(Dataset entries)
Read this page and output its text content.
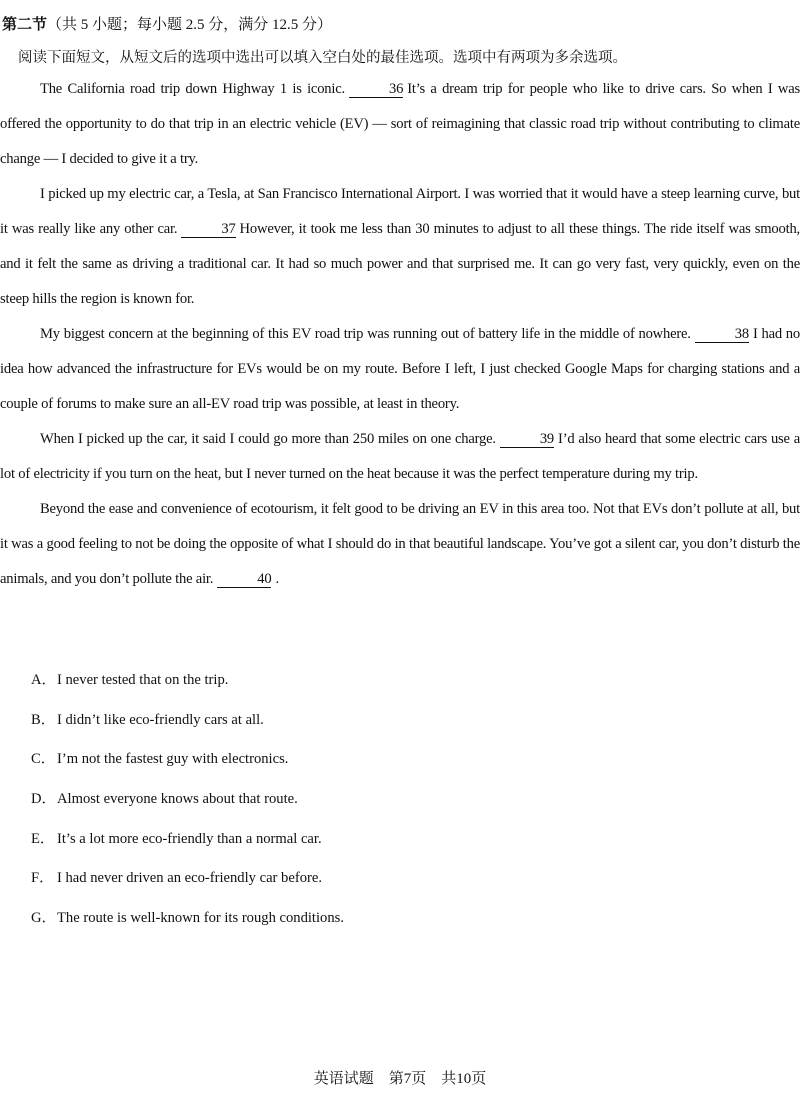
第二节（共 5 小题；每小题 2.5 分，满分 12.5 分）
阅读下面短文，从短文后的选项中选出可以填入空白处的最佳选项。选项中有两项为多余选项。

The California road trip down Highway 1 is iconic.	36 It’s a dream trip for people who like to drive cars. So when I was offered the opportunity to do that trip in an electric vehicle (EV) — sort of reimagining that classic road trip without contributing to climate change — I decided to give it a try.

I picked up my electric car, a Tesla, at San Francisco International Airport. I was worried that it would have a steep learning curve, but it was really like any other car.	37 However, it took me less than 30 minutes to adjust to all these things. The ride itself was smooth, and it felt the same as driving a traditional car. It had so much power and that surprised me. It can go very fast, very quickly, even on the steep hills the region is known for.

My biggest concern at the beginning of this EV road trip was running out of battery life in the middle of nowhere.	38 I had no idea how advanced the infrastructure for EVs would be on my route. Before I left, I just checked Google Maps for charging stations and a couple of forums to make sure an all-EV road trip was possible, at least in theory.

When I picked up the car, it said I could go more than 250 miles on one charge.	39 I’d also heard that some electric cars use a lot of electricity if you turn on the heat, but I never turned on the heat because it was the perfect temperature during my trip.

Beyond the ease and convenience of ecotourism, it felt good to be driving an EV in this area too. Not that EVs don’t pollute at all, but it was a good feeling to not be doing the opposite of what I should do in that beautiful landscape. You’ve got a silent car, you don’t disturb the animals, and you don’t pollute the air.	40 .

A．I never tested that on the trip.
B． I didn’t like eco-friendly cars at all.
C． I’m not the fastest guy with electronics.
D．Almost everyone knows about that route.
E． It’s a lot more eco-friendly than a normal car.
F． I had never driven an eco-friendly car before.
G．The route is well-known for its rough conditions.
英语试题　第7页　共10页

PROBLEM DETAILS. Print all of the records shown above exactly, leaving out each picture.

SOLUTION TO THE PROBLEM.
Read this page and output its text content.
第二节（共 5 小题；每小题 2.5 分，满分 12.5 分）
阅读下面短文，从短文后的选项中选出可以填入空白处的最佳选项。选项中有两项为多余选项。

The California road trip down Highway 1 is iconic.	36 It’s a dream trip for people who like to drive cars. So when I was offered the opportunity to do that trip in an electric vehicle (EV) — sort of reimagining that classic road trip without contributing to climate change — I decided to give it a try.

I picked up my electric car, a Tesla, at San Francisco International Airport. I was worried that it would have a steep learning curve, but it was really like any other car.	37 However, it took me less than 30 minutes to adjust to all these things. The ride itself was smooth, and it felt the same as driving a traditional car. It had so much power and that surprised me. It can go very fast, very quickly, even on the steep hills the region is known for.

My biggest concern at the beginning of this EV road trip was running out of battery life in the middle of nowhere.	38 I had no idea how advanced the infrastructure for EVs would be on my route. Before I left, I just checked Google Maps for charging stations and a couple of forums to make sure an all-EV road trip was possible, at least in theory.

When I picked up the car, it said I could go more than 250 miles on one charge.	39 I’d also heard that some electric cars use a lot of electricity if you turn on the heat, but I never turned on the heat because it was the perfect temperature during my trip.

Beyond the ease and convenience of ecotourism, it felt good to be driving an EV in this area too. Not that EVs don’t pollute at all, but it was a good feeling to not be doing the opposite of what I should do in that beautiful landscape. You’ve got a silent car, you don’t disturb the animals, and you don’t pollute the air.	40 .

A．I never tested that on the trip.
B． I didn’t like eco-friendly cars at all.
C． I’m not the fastest guy with electronics.
D．Almost everyone knows about that route.
E． It’s a lot more eco-friendly than a normal car.
F． I had never driven an eco-friendly car before.
G．The route is well-known for its rough conditions.
英语试题　第7页　共10页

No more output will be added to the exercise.